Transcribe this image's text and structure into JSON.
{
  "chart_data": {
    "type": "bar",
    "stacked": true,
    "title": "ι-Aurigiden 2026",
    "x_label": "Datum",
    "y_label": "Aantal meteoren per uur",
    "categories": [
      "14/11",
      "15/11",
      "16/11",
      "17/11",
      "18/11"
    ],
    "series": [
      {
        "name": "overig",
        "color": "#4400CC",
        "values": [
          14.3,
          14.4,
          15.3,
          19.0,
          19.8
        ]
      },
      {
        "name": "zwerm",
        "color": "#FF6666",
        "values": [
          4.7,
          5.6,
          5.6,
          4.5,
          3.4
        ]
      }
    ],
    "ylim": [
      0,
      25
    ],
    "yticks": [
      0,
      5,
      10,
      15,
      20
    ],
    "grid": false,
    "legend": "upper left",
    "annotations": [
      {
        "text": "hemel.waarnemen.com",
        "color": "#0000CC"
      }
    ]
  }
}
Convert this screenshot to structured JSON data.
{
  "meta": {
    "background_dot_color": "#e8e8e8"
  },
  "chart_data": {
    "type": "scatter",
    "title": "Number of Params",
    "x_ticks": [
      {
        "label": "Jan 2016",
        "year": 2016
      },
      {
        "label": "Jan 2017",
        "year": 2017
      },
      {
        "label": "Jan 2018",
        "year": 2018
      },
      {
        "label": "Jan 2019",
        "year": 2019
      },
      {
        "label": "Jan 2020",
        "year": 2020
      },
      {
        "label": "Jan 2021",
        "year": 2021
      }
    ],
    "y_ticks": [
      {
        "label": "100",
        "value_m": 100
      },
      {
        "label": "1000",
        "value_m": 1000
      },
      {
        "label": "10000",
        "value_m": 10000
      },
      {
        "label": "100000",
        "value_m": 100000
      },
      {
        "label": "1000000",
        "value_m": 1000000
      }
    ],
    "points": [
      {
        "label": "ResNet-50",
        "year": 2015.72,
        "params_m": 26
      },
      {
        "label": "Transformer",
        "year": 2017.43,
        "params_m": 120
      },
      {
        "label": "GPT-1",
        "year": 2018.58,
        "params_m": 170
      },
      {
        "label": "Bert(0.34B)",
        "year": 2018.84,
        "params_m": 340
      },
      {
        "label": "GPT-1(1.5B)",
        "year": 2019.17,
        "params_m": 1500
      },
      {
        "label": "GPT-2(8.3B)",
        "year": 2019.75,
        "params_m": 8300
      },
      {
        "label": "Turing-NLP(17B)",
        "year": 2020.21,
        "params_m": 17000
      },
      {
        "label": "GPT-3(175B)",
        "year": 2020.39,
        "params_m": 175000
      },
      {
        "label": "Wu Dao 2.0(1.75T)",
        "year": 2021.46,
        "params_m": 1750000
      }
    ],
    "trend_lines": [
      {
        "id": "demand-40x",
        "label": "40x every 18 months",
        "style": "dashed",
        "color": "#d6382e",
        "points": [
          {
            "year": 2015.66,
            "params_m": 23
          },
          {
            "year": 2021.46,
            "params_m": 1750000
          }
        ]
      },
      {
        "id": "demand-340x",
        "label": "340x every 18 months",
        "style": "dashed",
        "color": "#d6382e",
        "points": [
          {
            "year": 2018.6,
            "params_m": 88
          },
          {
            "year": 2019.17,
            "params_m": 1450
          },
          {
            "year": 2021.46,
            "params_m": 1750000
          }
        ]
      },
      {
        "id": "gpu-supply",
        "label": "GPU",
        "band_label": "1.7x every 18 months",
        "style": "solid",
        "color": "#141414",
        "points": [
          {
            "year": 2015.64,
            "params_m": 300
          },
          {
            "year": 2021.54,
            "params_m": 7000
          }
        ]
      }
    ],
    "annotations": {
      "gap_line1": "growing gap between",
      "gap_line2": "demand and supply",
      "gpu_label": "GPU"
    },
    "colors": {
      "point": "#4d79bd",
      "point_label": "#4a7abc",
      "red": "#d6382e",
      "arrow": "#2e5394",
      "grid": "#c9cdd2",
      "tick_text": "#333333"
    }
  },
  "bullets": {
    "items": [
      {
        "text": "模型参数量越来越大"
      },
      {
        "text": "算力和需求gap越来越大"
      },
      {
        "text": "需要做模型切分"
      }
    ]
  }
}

···

### [SET TASK]
Check each line above for "supply" and return the ones that have it.

### [COMPLETED EXERCISE]
        "id": "gpu-supply",
      "gap_line2": "demand and supply",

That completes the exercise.